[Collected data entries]
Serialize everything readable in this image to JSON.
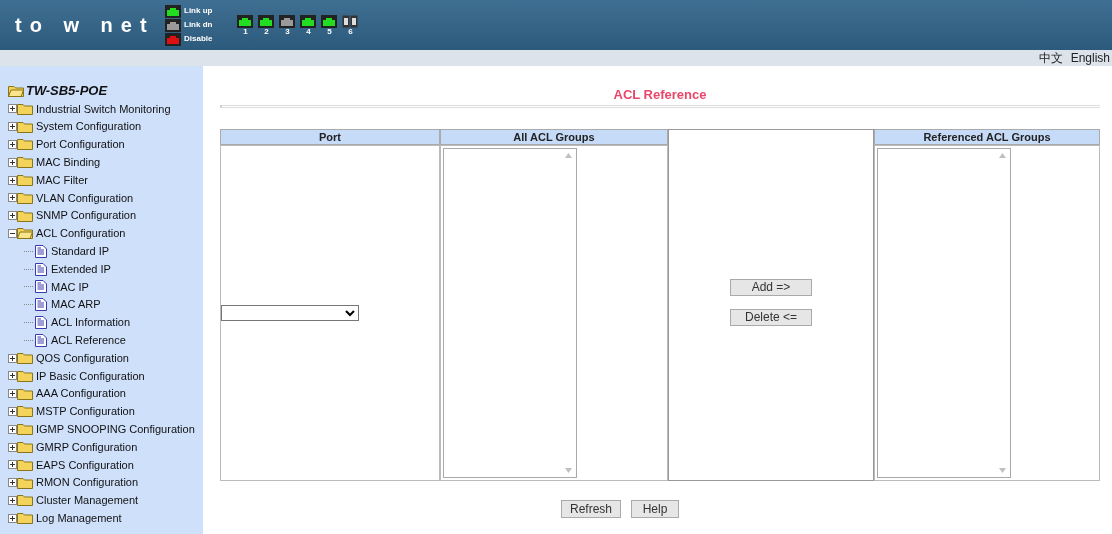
{
  "header": {
    "logo": "to w net",
    "legend": [
      {
        "label": "Link up",
        "kind": "up"
      },
      {
        "label": "Link dn",
        "kind": "down"
      },
      {
        "label": "Disable",
        "kind": "disabled"
      }
    ],
    "ports": [
      {
        "label": "1",
        "kind": "up"
      },
      {
        "label": "2",
        "kind": "up"
      },
      {
        "label": "3",
        "kind": "down"
      },
      {
        "label": "4",
        "kind": "up"
      },
      {
        "label": "5",
        "kind": "up"
      },
      {
        "label": "6",
        "kind": "fiber"
      }
    ]
  },
  "languages": [
    {
      "label": "中文"
    },
    {
      "label": "English"
    }
  ],
  "sidebar": {
    "root": "TW-SB5-POE",
    "items": [
      {
        "label": "Industrial Switch Monitoring",
        "expanded": false
      },
      {
        "label": "System Configuration",
        "expanded": false
      },
      {
        "label": "Port Configuration",
        "expanded": false
      },
      {
        "label": "MAC Binding",
        "expanded": false
      },
      {
        "label": "MAC Filter",
        "expanded": false
      },
      {
        "label": "VLAN Configuration",
        "expanded": false
      },
      {
        "label": "SNMP Configuration",
        "expanded": false
      },
      {
        "label": "ACL Configuration",
        "expanded": true,
        "children": [
          {
            "label": "Standard IP"
          },
          {
            "label": "Extended IP"
          },
          {
            "label": "MAC IP"
          },
          {
            "label": "MAC ARP"
          },
          {
            "label": "ACL Information"
          },
          {
            "label": "ACL Reference"
          }
        ]
      },
      {
        "label": "QOS Configuration",
        "expanded": false
      },
      {
        "label": "IP Basic Configuration",
        "expanded": false
      },
      {
        "label": "AAA Configuration",
        "expanded": false
      },
      {
        "label": "MSTP Configuration",
        "expanded": false
      },
      {
        "label": "IGMP SNOOPING Configuration",
        "expanded": false
      },
      {
        "label": "GMRP Configuration",
        "expanded": false
      },
      {
        "label": "EAPS Configuration",
        "expanded": false
      },
      {
        "label": "RMON Configuration",
        "expanded": false
      },
      {
        "label": "Cluster Management",
        "expanded": false
      },
      {
        "label": "Log Management",
        "expanded": false
      }
    ]
  },
  "main": {
    "title": "ACL Reference",
    "columns": [
      "Port",
      "All ACL Groups",
      "Referenced ACL Groups"
    ],
    "add_button": "Add =>",
    "delete_button": "Delete <=",
    "buttons": [
      "Refresh",
      "Help"
    ]
  }
}
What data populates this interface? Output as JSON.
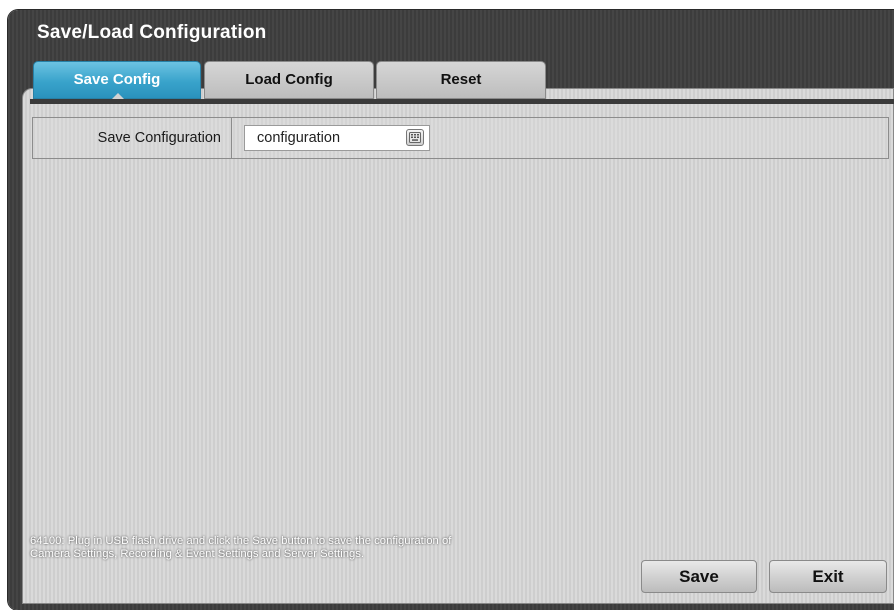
{
  "window": {
    "title": "Save/Load Configuration"
  },
  "tabs": [
    {
      "label": "Save Config",
      "active": true
    },
    {
      "label": "Load Config",
      "active": false
    },
    {
      "label": "Reset",
      "active": false
    }
  ],
  "form": {
    "save_configuration_label": "Save Configuration",
    "save_configuration_value": "configuration",
    "keyboard_icon": "keyboard-icon"
  },
  "help_text": "64100: Plug in USB flash drive and click the Save button to save the configuration of Camera Settings, Recording & Event Settings and Server Settings.",
  "buttons": {
    "save_label": "Save",
    "exit_label": "Exit"
  },
  "colors": {
    "active_tab": "#39a3cb",
    "window_bg": "#404040",
    "panel_bg": "#d4d4d4"
  }
}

# Short exercise
Please retype the lines from the one that contains "What data populates" to the final line of the records, both included, exactly as written and without any pictures.

# Solution for this task
What data populates this interface? Output as JSON.
{
  "window": {
    "title": "Save/Load Configuration"
  },
  "tabs": [
    {
      "label": "Save Config",
      "active": true
    },
    {
      "label": "Load Config",
      "active": false
    },
    {
      "label": "Reset",
      "active": false
    }
  ],
  "form": {
    "save_configuration_label": "Save Configuration",
    "save_configuration_value": "configuration",
    "keyboard_icon": "keyboard-icon"
  },
  "help_text": "64100: Plug in USB flash drive and click the Save button to save the configuration of Camera Settings, Recording & Event Settings and Server Settings.",
  "buttons": {
    "save_label": "Save",
    "exit_label": "Exit"
  },
  "colors": {
    "active_tab": "#39a3cb",
    "window_bg": "#404040",
    "panel_bg": "#d4d4d4"
  }
}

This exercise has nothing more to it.